▸ **Source text**:
Studio album by Alec Benjamin
- Released: May 29, 2020
- Genre: Pop
- Length: 27:57
- Label: Warner
- Producer: Alex Hope; Charlie Handsome; Jonathan Hoskins; Sir Nolan; Johan Lenox; John Cunningham; Simon Says;

Alec Benjamin chronology
| Narrated for You (2018) | These Two Windows (2020) | (Un)Commentary (2022) |

Singles from These Two Windows
- "Must Have Been the Wind" Released: June 13, 2019; "Jesus in LA" Released: July 16, 2019; "Mind Is a Prison" Released: December 12, 2019; "Demons" Released: January 17, 2020; "Oh My God" Released: February 13, 2020; "The Book of You & I" Released: March 5, 2020; "Match in the Rain" Released: May 29, 2020;

= These Two Windows =

These Two Windows is the debut studio album by the American singer Alec Benjamin. It was released by Warner Music on May 29, 2020. It reached number 75 on the Billboard 200.

▸ **Information shown**:
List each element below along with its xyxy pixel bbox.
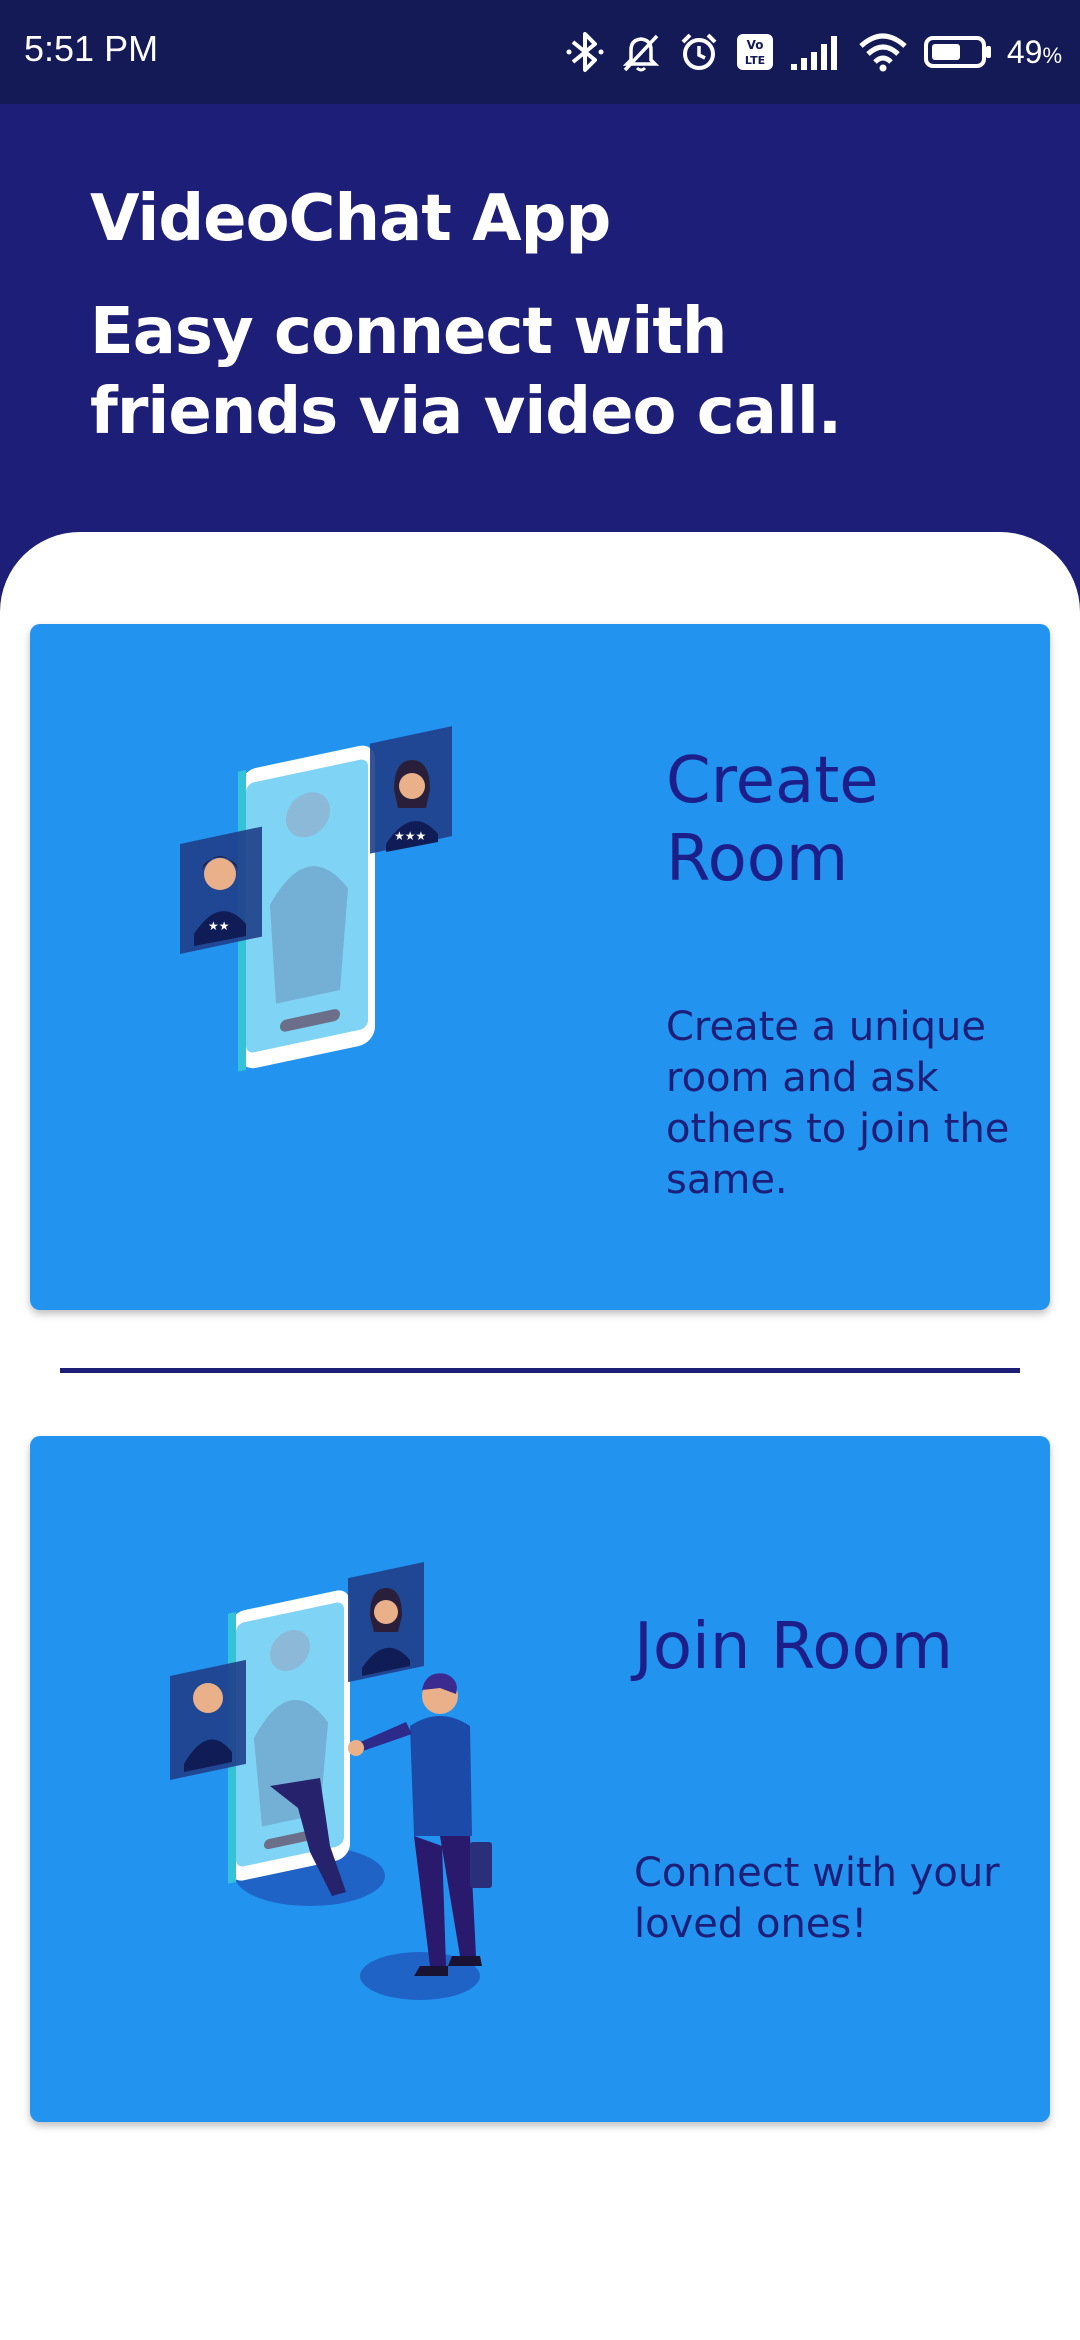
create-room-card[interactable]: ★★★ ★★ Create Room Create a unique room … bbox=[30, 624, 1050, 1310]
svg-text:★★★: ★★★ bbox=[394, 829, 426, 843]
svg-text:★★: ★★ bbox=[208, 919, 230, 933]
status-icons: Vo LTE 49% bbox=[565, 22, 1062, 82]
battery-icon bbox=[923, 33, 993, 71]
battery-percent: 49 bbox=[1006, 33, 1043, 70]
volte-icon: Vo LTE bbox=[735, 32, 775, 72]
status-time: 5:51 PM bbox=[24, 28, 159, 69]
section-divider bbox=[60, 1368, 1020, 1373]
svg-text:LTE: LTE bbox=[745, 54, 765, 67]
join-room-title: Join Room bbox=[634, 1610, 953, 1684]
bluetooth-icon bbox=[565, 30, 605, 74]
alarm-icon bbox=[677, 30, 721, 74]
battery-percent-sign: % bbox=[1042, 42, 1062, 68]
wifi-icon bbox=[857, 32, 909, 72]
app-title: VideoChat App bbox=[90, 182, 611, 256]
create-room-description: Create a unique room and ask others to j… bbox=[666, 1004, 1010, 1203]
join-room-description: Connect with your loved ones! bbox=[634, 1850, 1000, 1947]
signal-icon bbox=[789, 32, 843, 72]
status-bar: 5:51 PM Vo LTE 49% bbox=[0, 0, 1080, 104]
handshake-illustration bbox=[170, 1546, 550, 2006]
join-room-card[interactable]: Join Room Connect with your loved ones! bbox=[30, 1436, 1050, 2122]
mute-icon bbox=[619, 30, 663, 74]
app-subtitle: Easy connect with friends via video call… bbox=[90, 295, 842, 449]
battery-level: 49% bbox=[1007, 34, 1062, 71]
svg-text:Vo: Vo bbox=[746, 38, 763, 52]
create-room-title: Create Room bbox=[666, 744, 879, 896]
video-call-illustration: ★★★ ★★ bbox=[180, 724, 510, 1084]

==

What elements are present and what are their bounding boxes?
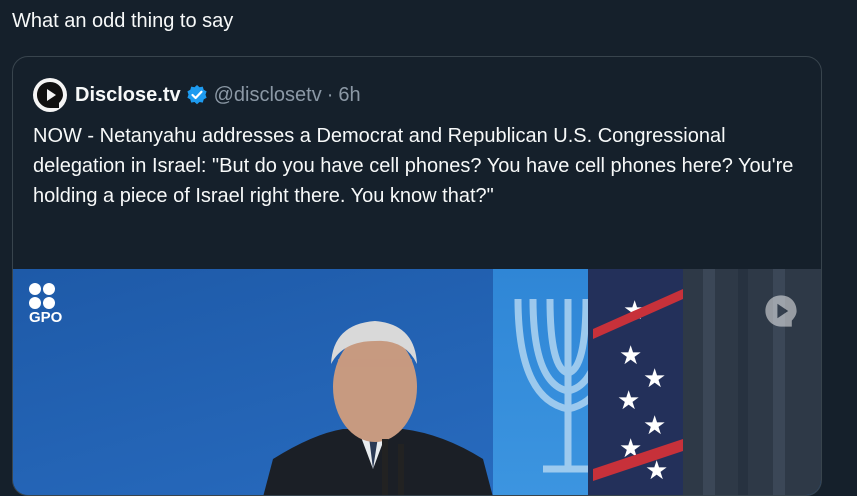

▸ **Exercise objective**:
In the album text, what position did These Two Windows reach on the Billboard 200?

▸ **Answer for this exercise**:
Number 75.